→ **Record extracts**:
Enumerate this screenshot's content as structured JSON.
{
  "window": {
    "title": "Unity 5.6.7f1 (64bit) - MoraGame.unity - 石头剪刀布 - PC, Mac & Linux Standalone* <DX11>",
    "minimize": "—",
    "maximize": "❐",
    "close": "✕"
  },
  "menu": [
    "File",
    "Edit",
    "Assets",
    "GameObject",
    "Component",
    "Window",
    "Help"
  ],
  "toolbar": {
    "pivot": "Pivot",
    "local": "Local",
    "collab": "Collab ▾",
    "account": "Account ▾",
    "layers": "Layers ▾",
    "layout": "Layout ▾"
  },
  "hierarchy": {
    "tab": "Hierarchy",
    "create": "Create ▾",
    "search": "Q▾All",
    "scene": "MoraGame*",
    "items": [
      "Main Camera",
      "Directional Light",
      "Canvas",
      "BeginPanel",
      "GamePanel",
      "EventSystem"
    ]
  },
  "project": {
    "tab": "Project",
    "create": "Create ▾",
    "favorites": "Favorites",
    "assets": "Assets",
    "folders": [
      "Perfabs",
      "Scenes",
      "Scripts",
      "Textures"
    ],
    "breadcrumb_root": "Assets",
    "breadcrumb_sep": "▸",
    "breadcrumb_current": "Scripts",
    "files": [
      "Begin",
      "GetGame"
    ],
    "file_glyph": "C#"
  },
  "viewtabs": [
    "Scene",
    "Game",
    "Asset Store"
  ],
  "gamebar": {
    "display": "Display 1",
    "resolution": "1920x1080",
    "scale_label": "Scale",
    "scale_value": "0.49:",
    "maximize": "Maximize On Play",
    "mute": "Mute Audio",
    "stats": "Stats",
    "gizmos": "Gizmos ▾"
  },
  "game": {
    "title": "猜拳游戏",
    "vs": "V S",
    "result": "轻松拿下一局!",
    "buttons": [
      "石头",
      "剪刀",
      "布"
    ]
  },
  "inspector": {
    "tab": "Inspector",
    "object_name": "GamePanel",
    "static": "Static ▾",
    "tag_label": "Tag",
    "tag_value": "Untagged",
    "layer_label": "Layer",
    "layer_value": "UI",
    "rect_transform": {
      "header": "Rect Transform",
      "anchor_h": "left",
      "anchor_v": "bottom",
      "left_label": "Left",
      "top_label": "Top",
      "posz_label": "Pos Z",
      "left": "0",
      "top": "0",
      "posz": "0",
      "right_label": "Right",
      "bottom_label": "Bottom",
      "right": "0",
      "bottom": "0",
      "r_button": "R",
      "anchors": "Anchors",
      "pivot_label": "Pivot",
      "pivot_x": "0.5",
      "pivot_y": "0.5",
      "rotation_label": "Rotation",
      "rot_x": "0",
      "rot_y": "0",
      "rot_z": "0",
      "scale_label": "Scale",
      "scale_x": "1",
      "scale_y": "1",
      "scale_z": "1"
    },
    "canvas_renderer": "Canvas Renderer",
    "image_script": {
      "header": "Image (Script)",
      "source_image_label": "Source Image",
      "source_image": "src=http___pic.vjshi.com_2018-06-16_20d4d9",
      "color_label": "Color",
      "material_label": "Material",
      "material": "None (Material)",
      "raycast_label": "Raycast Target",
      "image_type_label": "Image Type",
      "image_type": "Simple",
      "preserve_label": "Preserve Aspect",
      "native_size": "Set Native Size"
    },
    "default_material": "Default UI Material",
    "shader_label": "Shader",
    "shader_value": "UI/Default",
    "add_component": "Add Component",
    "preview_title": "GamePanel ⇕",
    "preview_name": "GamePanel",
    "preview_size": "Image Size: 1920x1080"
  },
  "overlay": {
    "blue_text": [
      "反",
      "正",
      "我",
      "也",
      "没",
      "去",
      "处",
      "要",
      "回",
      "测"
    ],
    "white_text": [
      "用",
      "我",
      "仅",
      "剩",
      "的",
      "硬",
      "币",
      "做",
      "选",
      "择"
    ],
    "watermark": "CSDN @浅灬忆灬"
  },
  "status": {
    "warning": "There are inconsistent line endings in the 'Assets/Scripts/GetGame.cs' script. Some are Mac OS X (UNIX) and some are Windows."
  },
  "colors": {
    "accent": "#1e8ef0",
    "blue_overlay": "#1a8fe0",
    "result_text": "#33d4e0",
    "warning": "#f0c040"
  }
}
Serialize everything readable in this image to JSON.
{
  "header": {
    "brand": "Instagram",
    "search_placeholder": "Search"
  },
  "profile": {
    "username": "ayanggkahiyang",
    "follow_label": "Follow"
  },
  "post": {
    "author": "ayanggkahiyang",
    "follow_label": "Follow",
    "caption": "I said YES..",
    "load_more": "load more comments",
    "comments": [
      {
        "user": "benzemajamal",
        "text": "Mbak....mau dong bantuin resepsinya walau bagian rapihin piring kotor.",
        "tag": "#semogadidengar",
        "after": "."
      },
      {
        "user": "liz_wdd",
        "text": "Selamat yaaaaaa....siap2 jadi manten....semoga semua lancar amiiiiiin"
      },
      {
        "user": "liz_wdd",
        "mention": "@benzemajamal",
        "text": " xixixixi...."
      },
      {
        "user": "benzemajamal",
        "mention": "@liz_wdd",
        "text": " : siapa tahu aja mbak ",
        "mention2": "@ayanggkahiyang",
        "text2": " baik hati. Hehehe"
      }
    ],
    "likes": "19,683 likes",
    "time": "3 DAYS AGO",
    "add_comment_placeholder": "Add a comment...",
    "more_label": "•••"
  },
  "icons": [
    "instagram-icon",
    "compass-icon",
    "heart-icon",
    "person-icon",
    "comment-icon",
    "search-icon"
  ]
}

→ **Your goal**: Your task is to gather all lines from the entries above that hold the word "ayanggkahiyang".

→ **Written solution**:
    "username": "ayanggkahiyang",
    "author": "ayanggkahiyang",
        "mention2": "@ayanggkahiyang",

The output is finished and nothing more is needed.